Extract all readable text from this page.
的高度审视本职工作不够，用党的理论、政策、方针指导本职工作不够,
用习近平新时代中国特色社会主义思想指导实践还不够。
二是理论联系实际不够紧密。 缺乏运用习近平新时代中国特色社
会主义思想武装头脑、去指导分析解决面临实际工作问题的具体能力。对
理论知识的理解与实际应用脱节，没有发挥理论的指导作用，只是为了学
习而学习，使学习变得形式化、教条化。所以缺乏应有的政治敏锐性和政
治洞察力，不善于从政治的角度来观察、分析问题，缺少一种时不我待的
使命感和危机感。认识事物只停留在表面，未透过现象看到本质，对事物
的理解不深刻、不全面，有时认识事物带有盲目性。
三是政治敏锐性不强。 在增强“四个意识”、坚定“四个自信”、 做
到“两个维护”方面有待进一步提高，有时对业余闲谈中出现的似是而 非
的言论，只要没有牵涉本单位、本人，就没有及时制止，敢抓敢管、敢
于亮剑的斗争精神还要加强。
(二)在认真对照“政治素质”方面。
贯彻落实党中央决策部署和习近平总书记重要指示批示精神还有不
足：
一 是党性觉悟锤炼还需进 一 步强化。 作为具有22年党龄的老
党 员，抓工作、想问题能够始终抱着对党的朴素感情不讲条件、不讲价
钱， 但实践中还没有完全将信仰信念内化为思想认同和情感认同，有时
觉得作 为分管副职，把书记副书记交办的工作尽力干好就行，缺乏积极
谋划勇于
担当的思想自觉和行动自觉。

-- To do --
Return the whole listing exactly, with every line included.

-- Result --
Extract all readable text from this page.
的高度审视本职工作不够，用党的理论、政策、方针指导本职工作不够,
用习近平新时代中国特色社会主义思想指导实践还不够。
二是理论联系实际不够紧密。 缺乏运用习近平新时代中国特色社
会主义思想武装头脑、去指导分析解决面临实际工作问题的具体能力。对
理论知识的理解与实际应用脱节，没有发挥理论的指导作用，只是为了学
习而学习，使学习变得形式化、教条化。所以缺乏应有的政治敏锐性和政
治洞察力，不善于从政治的角度来观察、分析问题，缺少一种时不我待的
使命感和危机感。认识事物只停留在表面，未透过现象看到本质，对事物
的理解不深刻、不全面，有时认识事物带有盲目性。
三是政治敏锐性不强。 在增强“四个意识”、坚定“四个自信”、 做
到“两个维护”方面有待进一步提高，有时对业余闲谈中出现的似是而 非
的言论，只要没有牵涉本单位、本人，就没有及时制止，敢抓敢管、敢
于亮剑的斗争精神还要加强。
(二)在认真对照“政治素质”方面。
贯彻落实党中央决策部署和习近平总书记重要指示批示精神还有不
足：
一 是党性觉悟锤炼还需进 一 步强化。 作为具有22年党龄的老
党 员，抓工作、想问题能够始终抱着对党的朴素感情不讲条件、不讲价
钱， 但实践中还没有完全将信仰信念内化为思想认同和情感认同，有时
觉得作 为分管副职，把书记副书记交办的工作尽力干好就行，缺乏积极
谋划勇于
担当的思想自觉和行动自觉。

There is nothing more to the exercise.